### Requirements
Leaving out the pictures, retype all the material exactly.

## START Data in this exercise

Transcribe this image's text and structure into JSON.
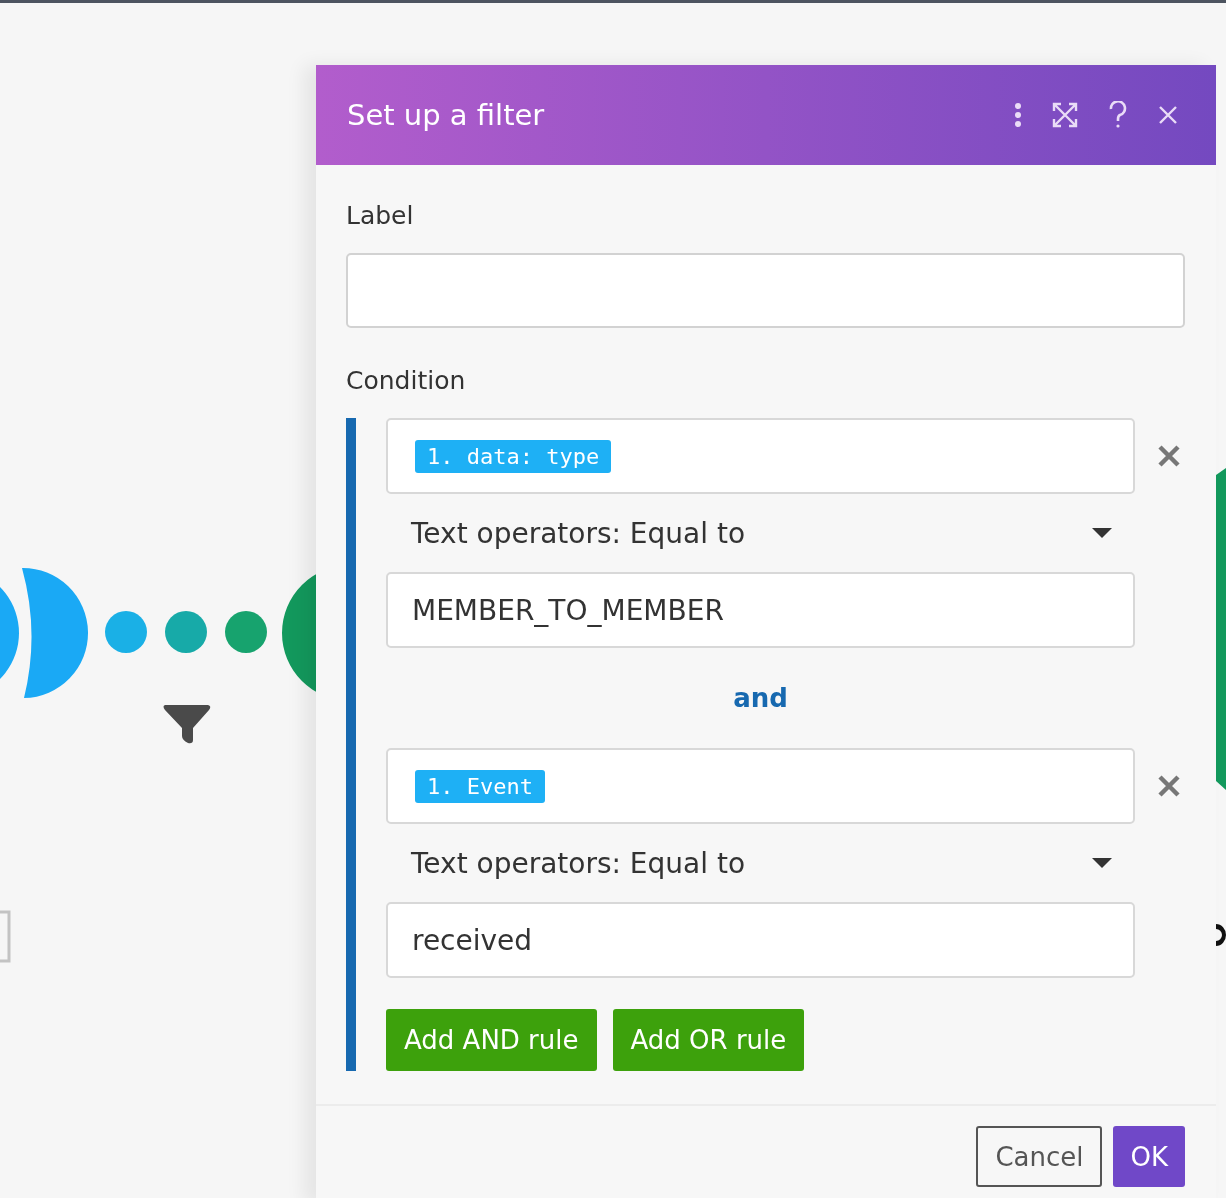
{
  "dialog": {
    "title": "Set up a filter"
  },
  "label_field": {
    "label": "Label"
  },
  "condition": {
    "label": "Condition",
    "rules": [
      {
        "token": "1. data: type",
        "operator": "Text operators: Equal to",
        "value": "MEMBER_TO_MEMBER"
      },
      {
        "token": "1. Event",
        "operator": "Text operators: Equal to",
        "value": "received"
      }
    ],
    "connector": "and",
    "buttons": [
      "Add AND rule",
      "Add OR rule"
    ]
  },
  "footer": {
    "buttons": [
      {
        "label": "Cancel",
        "kind": "secondary"
      },
      {
        "label": "OK",
        "kind": "primary"
      }
    ]
  }
}
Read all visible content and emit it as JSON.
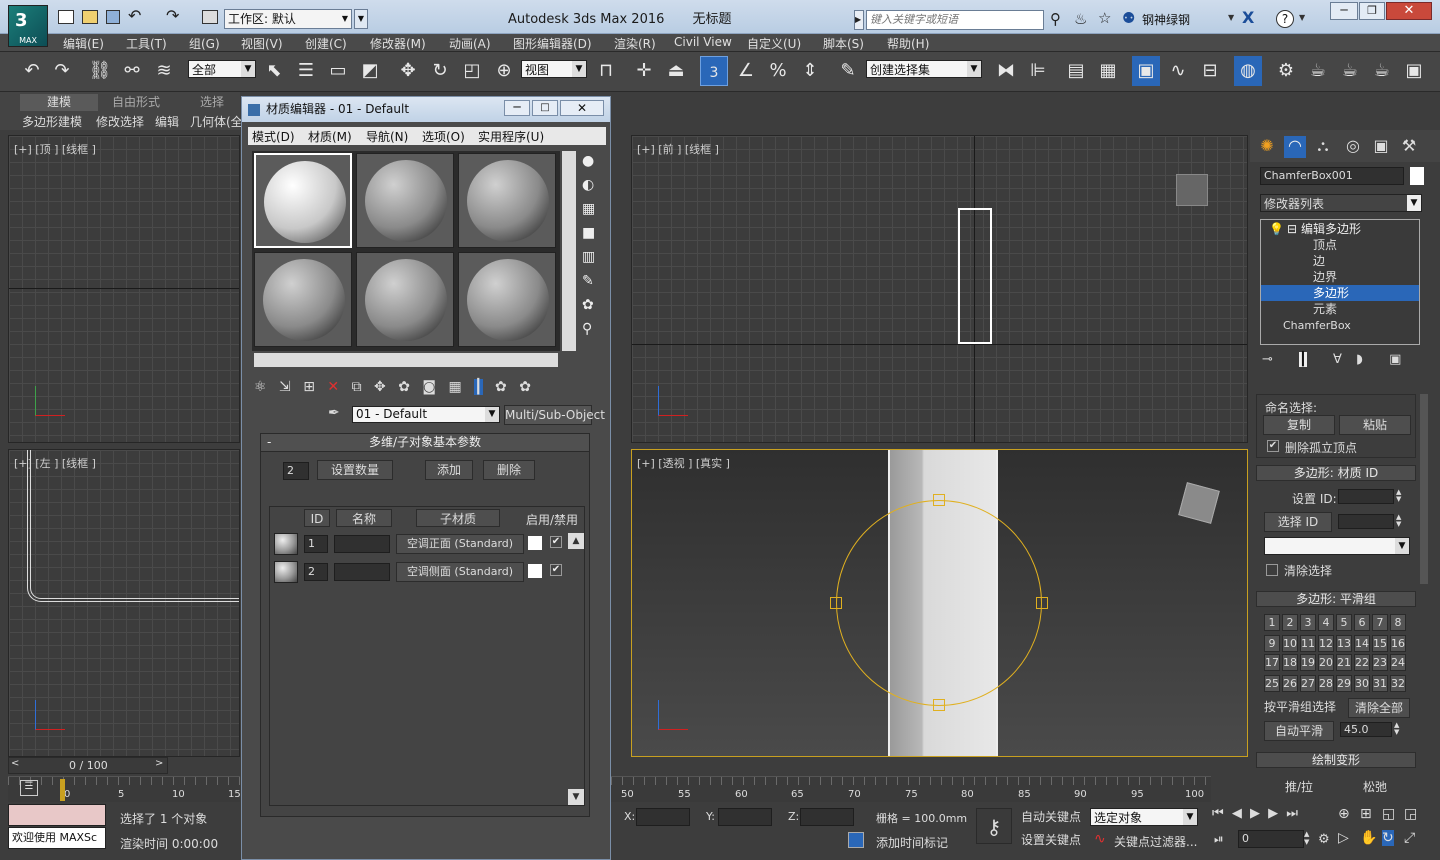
{
  "window": {
    "app_title": "Autodesk 3ds Max 2016",
    "doc_title": "无标题",
    "workspace": "工作区: 默认",
    "search_placeholder": "键入关键字或短语",
    "user": "钢神绿钢",
    "logo_text": "MAX"
  },
  "menu": [
    "编辑(E)",
    "工具(T)",
    "组(G)",
    "视图(V)",
    "创建(C)",
    "修改器(M)",
    "动画(A)",
    "图形编辑器(D)",
    "渲染(R)",
    "Civil View",
    "自定义(U)",
    "脚本(S)",
    "帮助(H)"
  ],
  "toolbar": {
    "filter": "全部",
    "ref_coord": "视图",
    "selection_set": "创建选择集",
    "snap_number": "3"
  },
  "ribbon": {
    "tabs": [
      "建模",
      "自由形式",
      "选择"
    ],
    "subtabs": [
      "多边形建模",
      "修改选择",
      "编辑",
      "几何体(全"
    ]
  },
  "viewports": {
    "top": "[+] [顶 ] [线框 ]",
    "front": "[+] [前 ] [线框 ]",
    "left": "[+] [左 ] [线框 ]",
    "persp": "[+] [透视 ] [真实 ]"
  },
  "material_editor": {
    "title": "材质编辑器 - 01 - Default",
    "menu": [
      "模式(D)",
      "材质(M)",
      "导航(N)",
      "选项(O)",
      "实用程序(U)"
    ],
    "material_name": "01 - Default",
    "material_type": "Multi/Sub-Object",
    "rollout": "多维/子对象基本参数",
    "count": "2",
    "set_count": "设置数量",
    "add": "添加",
    "delete": "删除",
    "headers": {
      "id": "ID",
      "name": "名称",
      "sub": "子材质",
      "toggle": "启用/禁用"
    },
    "rows": [
      {
        "id": "1",
        "name": "",
        "sub": "空调正面 (Standard)"
      },
      {
        "id": "2",
        "name": "",
        "sub": "空调侧面 (Standard)"
      }
    ]
  },
  "modify_panel": {
    "object_name": "ChamferBox001",
    "modifier_list": "修改器列表",
    "stack": [
      "编辑多边形",
      "顶点",
      "边",
      "边界",
      "多边形",
      "元素",
      "ChamferBox"
    ],
    "named_sel": "命名选择:",
    "copy": "复制",
    "paste": "粘贴",
    "delete_iso": "删除孤立顶点",
    "mat_id_title": "多边形: 材质 ID",
    "set_id": "设置 ID:",
    "select_id": "选择 ID",
    "clear_sel": "清除选择",
    "smooth_title": "多边形: 平滑组",
    "smooth_groups": [
      "1",
      "2",
      "3",
      "4",
      "5",
      "6",
      "7",
      "8",
      "9",
      "10",
      "11",
      "12",
      "13",
      "14",
      "15",
      "16",
      "17",
      "18",
      "19",
      "20",
      "21",
      "22",
      "23",
      "24",
      "25",
      "26",
      "27",
      "28",
      "29",
      "30",
      "31",
      "32"
    ],
    "select_by_sg": "按平滑组选择",
    "clear_all": "清除全部",
    "auto_smooth": "自动平滑",
    "auto_smooth_val": "45.0",
    "paint_deform": "绘制变形",
    "push_pull": "推/拉",
    "relax": "松弛"
  },
  "timeline": {
    "frame": "0 / 100",
    "ticks_left": [
      "0",
      "5",
      "10",
      "15"
    ],
    "ticks_right": [
      "50",
      "55",
      "60",
      "65",
      "70",
      "75",
      "80",
      "85",
      "90",
      "95",
      "100"
    ]
  },
  "status": {
    "welcome": "欢迎使用 MAXSc",
    "selected": "选择了 1 个对象",
    "render_time": "渲染时间 0:00:00",
    "x": "X:",
    "y": "Y:",
    "z": "Z:",
    "grid": "栅格 = 100.0mm",
    "add_tag": "添加时间标记",
    "auto_key": "自动关键点",
    "set_key": "设置关键点",
    "sel_obj": "选定对象",
    "key_filter": "关键点过滤器...",
    "frame_field": "0"
  }
}
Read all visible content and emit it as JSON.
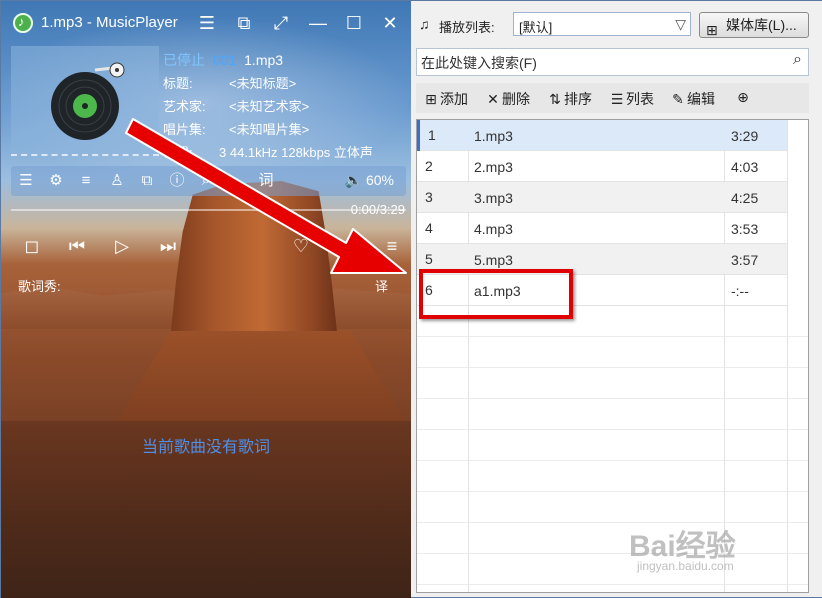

## END Data in this exercise

### Answer below
Transcribe this image's text and structure into JSON.
{
  "dialog": {
    "title": "Set up a filter"
  },
  "label_field": {
    "label": "Label"
  },
  "condition": {
    "label": "Condition",
    "rules": [
      {
        "token": "1. data: type",
        "operator": "Text operators: Equal to",
        "value": "MEMBER_TO_MEMBER"
      },
      {
        "token": "1. Event",
        "operator": "Text operators: Equal to",
        "value": "received"
      }
    ],
    "connector": "and",
    "buttons": [
      "Add AND rule",
      "Add OR rule"
    ]
  },
  "footer": {
    "buttons": [
      {
        "label": "Cancel",
        "kind": "secondary"
      },
      {
        "label": "OK",
        "kind": "primary"
      }
    ]
  }
}
Read all visible content and emit it as JSON.
{
  "window": {
    "app_title": "Autodesk 3ds Max 2016",
    "doc_title": "无标题",
    "workspace": "工作区: 默认",
    "search_placeholder": "键入关键字或短语",
    "user": "钢神绿钢",
    "logo_text": "MAX"
  },
  "menu": [
    "编辑(E)",
    "工具(T)",
    "组(G)",
    "视图(V)",
    "创建(C)",
    "修改器(M)",
    "动画(A)",
    "图形编辑器(D)",
    "渲染(R)",
    "Civil View",
    "自定义(U)",
    "脚本(S)",
    "帮助(H)"
  ],
  "toolbar": {
    "filter": "全部",
    "ref_coord": "视图",
    "selection_set": "创建选择集",
    "snap_number": "3"
  },
  "ribbon": {
    "tabs": [
      "建模",
      "自由形式",
      "选择"
    ],
    "subtabs": [
      "多边形建模",
      "修改选择",
      "编辑",
      "几何体(全"
    ]
  },
  "viewports": {
    "top": "[+] [顶 ] [线框 ]",
    "front": "[+] [前 ] [线框 ]",
    "left": "[+] [左 ] [线框 ]",
    "persp": "[+] [透视 ] [真实 ]"
  },
  "material_editor": {
    "title": "材质编辑器 - 01 - Default",
    "menu": [
      "模式(D)",
      "材质(M)",
      "导航(N)",
      "选项(O)",
      "实用程序(U)"
    ],
    "material_name": "01 - Default",
    "material_type": "Multi/Sub-Object",
    "rollout": "多维/子对象基本参数",
    "count": "2",
    "set_count": "设置数量",
    "add": "添加",
    "delete": "删除",
    "headers": {
      "id": "ID",
      "name": "名称",
      "sub": "子材质",
      "toggle": "启用/禁用"
    },
    "rows": [
      {
        "id": "1",
        "name": "",
        "sub": "空调正面 (Standard)"
      },
      {
        "id": "2",
        "name": "",
        "sub": "空调侧面 (Standard)"
      }
    ]
  },
  "modify_panel": {
    "object_name": "ChamferBox001",
    "modifier_list": "修改器列表",
    "stack": [
      "编辑多边形",
      "顶点",
      "边",
      "边界",
      "多边形",
      "元素",
      "ChamferBox"
    ],
    "named_sel": "命名选择:",
    "copy": "复制",
    "paste": "粘贴",
    "delete_iso": "删除孤立顶点",
    "mat_id_title": "多边形: 材质 ID",
    "set_id": "设置 ID:",
    "select_id": "选择 ID",
    "clear_sel": "清除选择",
    "smooth_title": "多边形: 平滑组",
    "smooth_groups": [
      "1",
      "2",
      "3",
      "4",
      "5",
      "6",
      "7",
      "8",
      "9",
      "10",
      "11",
      "12",
      "13",
      "14",
      "15",
      "16",
      "17",
      "18",
      "19",
      "20",
      "21",
      "22",
      "23",
      "24",
      "25",
      "26",
      "27",
      "28",
      "29",
      "30",
      "31",
      "32"
    ],
    "select_by_sg": "按平滑组选择",
    "clear_all": "清除全部",
    "auto_smooth": "自动平滑",
    "auto_smooth_val": "45.0",
    "paint_deform": "绘制变形",
    "push_pull": "推/拉",
    "relax": "松弛"
  },
  "timeline": {
    "frame": "0 / 100",
    "ticks_left": [
      "0",
      "5",
      "10",
      "15"
    ],
    "ticks_right": [
      "50",
      "55",
      "60",
      "65",
      "70",
      "75",
      "80",
      "85",
      "90",
      "95",
      "100"
    ]
  },
  "status": {
    "welcome": "欢迎使用 MAXSc",
    "selected": "选择了 1 个对象",
    "render_time": "渲染时间 0:00:00",
    "x": "X:",
    "y": "Y:",
    "z": "Z:",
    "grid": "栅格 = 100.0mm",
    "add_tag": "添加时间标记",
    "auto_key": "自动关键点",
    "set_key": "设置关键点",
    "sel_obj": "选定对象",
    "key_filter": "关键点过滤器...",
    "frame_field": "0"
  }
}
Read all visible content and emit it as JSON.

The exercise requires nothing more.